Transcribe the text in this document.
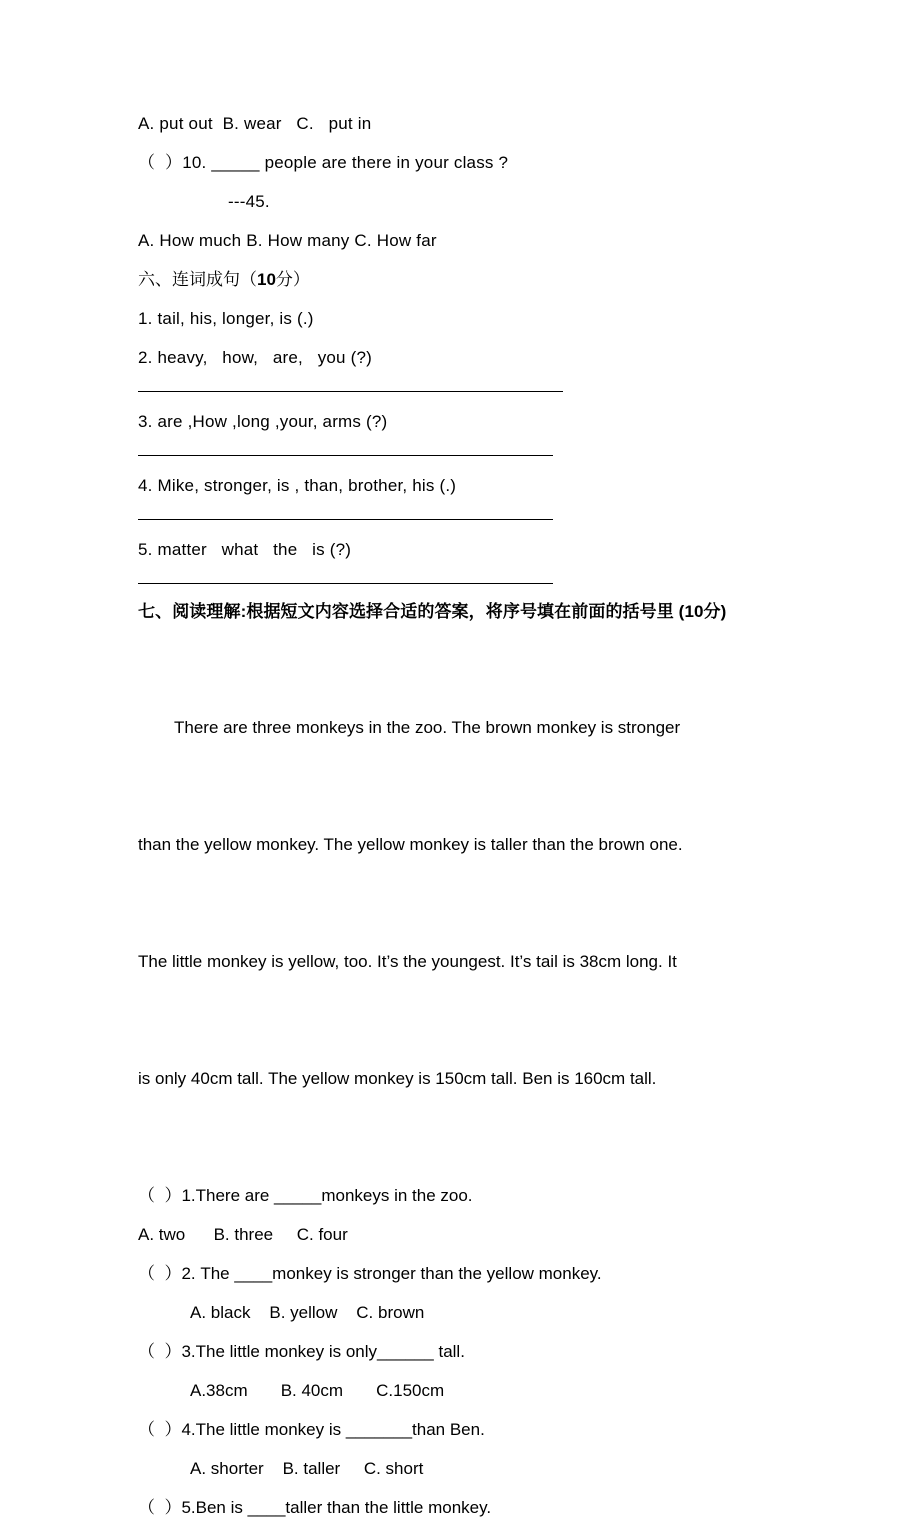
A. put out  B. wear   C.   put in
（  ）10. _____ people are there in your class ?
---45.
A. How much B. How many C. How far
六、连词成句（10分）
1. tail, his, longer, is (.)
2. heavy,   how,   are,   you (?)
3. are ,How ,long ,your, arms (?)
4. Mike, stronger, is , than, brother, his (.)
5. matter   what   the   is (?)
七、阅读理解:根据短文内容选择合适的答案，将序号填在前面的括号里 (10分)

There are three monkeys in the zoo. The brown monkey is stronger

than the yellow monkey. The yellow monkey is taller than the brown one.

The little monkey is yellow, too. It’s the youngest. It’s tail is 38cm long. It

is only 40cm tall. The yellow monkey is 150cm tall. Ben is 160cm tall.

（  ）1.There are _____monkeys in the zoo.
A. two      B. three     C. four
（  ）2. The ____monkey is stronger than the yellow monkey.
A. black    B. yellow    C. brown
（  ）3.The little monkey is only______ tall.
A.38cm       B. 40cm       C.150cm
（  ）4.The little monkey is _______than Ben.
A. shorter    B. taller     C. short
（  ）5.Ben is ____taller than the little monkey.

^^^^^^^^^^^^^^^^

* [Problem to work on] Collect from the data above every line that includes "tail".

* [Output for this exercise]
1. tail, his, longer, is (.)
The little monkey is yellow, too. It’s the youngest. It’s tail is 38cm long. It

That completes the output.